## DO THIS
Tally the lines that hold the word "page" and reply with that figure only.

## ENTRIES
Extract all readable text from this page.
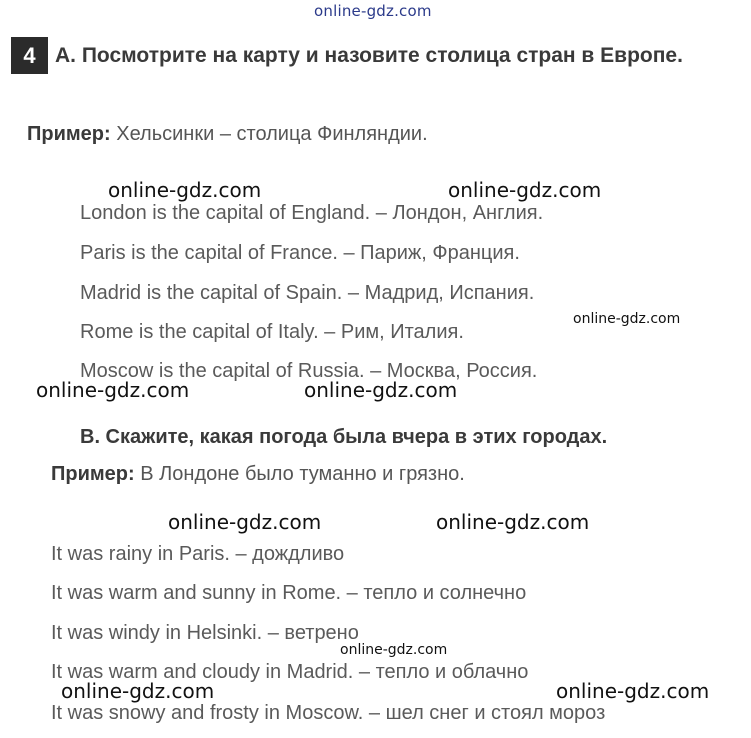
online-gdz.com
4 А. Посмотрите на карту и назовите столица стран в Европе.
Пример: Хельсинки – столица Финляндии.
London is the capital of England. – Лондон, Англия.
Paris is the capital of France. – Париж, Франция.
Madrid is the capital of Spain. – Мадрид, Испания.
Rome is the capital of Italy. – Рим, Италия.
Moscow is the capital of Russia. – Москва, Россия.
В. Скажите, какая погода была вчера в этих городах.
Пример: В Лондоне было туманно и грязно.
It was rainy in Paris. – дождливо
It was warm and sunny in Rome. – тепло и солнечно
It was windy in Helsinki. – ветрено
It was warm and cloudy in Madrid. – тепло и облачно
It was snowy and frosty in Moscow. – шел снег и стоял мороз
online-gdz.com	online-gdz.com
online-gdz.com
online-gdz.com	online-gdz.com
online-gdz.com	online-gdz.com
online-gdz.com
online-gdz.com	online-gdz.com
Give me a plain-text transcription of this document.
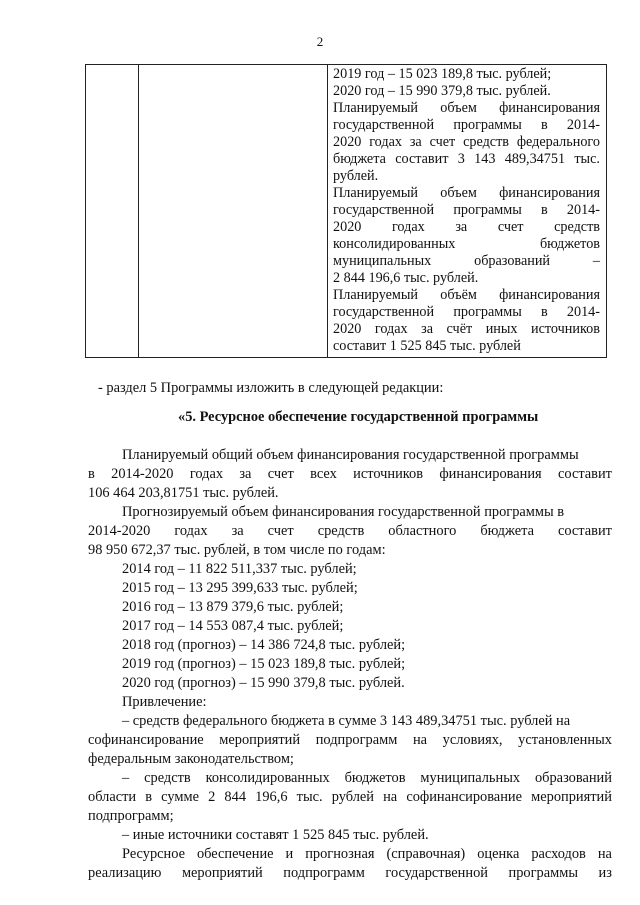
2
2019 год – 15 023 189,8 тыс. рублей;
2020 год – 15 990 379,8 тыс. рублей.
Планируемый объем финансирования
государственной программы в 2014-
2020 годах за счет средств федерального
бюджета составит 3 143 489,34751 тыс.
рублей.
Планируемый объем финансирования
государственной программы в 2014-
2020 годах за счет средств
консолидированных	бюджетов
муниципальных	образований	–
2 844 196,6 тыс. рублей.
Планируемый объём финансирования
государственной программы в 2014-
2020 годах за счёт иных источников
составит 1 525 845 тыс. рублей
- раздел 5 Программы изложить в следующей редакции:
«5. Ресурсное обеспечение государственной программы
Планируемый общий объем финансирования государственной программы
в 2014-2020 годах за счет всех источников финансирования составит
106 464 203,81751 тыс. рублей.
Прогнозируемый объем финансирования государственной программы в
2014-2020 годах за счет средств областного бюджета составит
98 950 672,37 тыс. рублей, в том числе по годам:
2014 год – 11 822 511,337 тыс. рублей;
2015 год – 13 295 399,633 тыс. рублей;
2016 год – 13 879 379,6 тыс. рублей;
2017 год – 14 553 087,4 тыс. рублей;
2018 год (прогноз) – 14 386 724,8 тыс. рублей;
2019 год (прогноз) – 15 023 189,8 тыс. рублей;
2020 год (прогноз) – 15 990 379,8 тыс. рублей.
Привлечение:
– средств федерального бюджета в сумме 3 143 489,34751 тыс. рублей на
софинансирование мероприятий подпрограмм на условиях, установленных
федеральным законодательством;
– средств консолидированных бюджетов муниципальных образований
области в сумме 2 844 196,6 тыс. рублей на софинансирование мероприятий
подпрограмм;
– иные источники составят 1 525 845 тыс. рублей.
Ресурсное обеспечение и прогнозная (справочная) оценка расходов на
реализацию мероприятий подпрограмм государственной программы из
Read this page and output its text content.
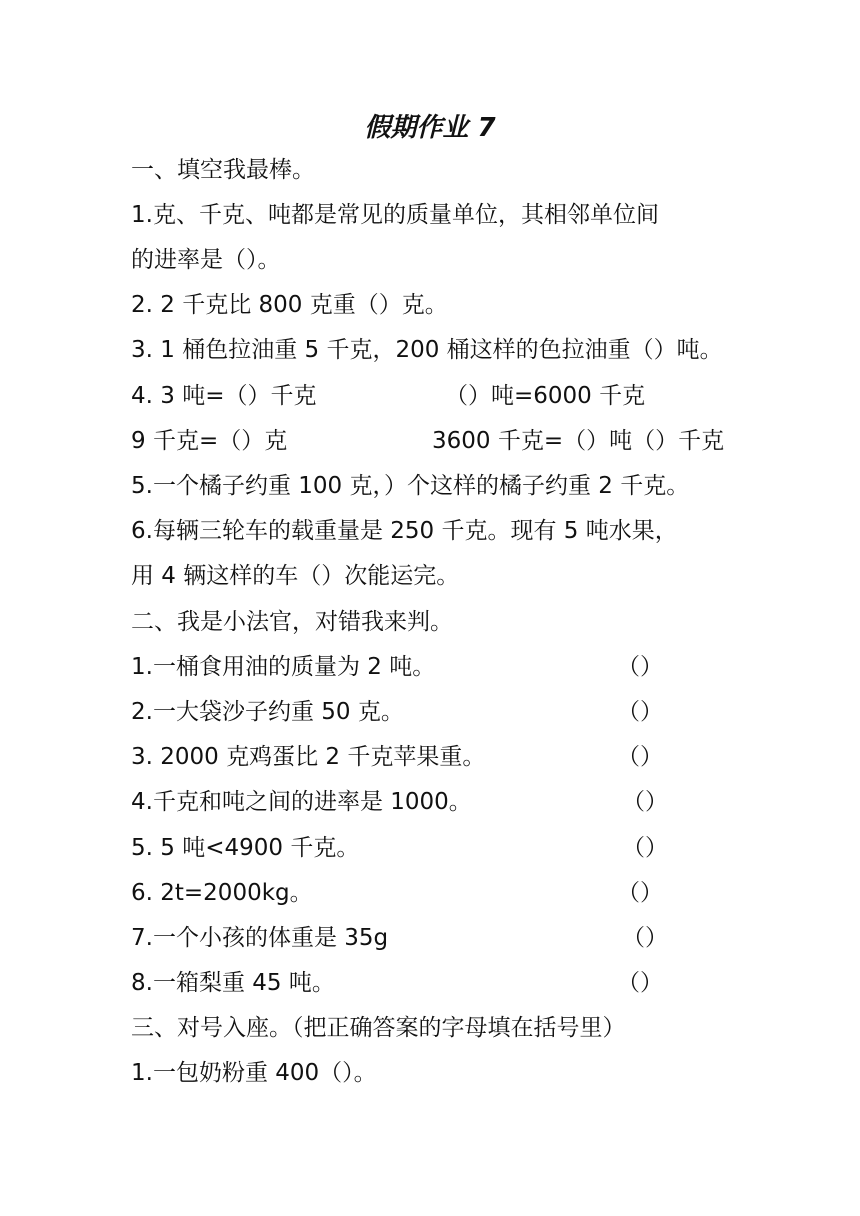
假期作业 7
一、填空我最棒。
1.克、千克、吨都是常见的质量单位，其相邻单位间
的进率是（）。
2. 2 千克比 800 克重（）克。
3. 1 桶色拉油重 5 千克，200 桶这样的色拉油重（）吨。
4. 3 吨=（）千克	（）吨=6000 千克
9 千克=（）克	3600 千克=（）吨（）千克
5.一个橘子约重 100 克，）个这样的橘子约重 2 千克。
6.每辆三轮车的载重量是 250 千克。现有 5 吨水果，
用 4 辆这样的车（）次能运完。
二、我是小法官，对错我来判。
1.一桶食用油的质量为 2 吨。	（）
2.一大袋沙子约重 50 克。	（）
3. 2000 克鸡蛋比 2 千克苹果重。	（）
4.千克和吨之间的进率是 1000。	（）
5. 5 吨<4900 千克。	（）
6. 2t=2000kg。	（）
7.一个小孩的体重是 35g	（）
8.一箱梨重 45 吨。	（）
三、对号入座。（把正确答案的字母填在括号里）
1.一包奶粉重 400（）。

## RESPONSE TO THE EXERCISE
2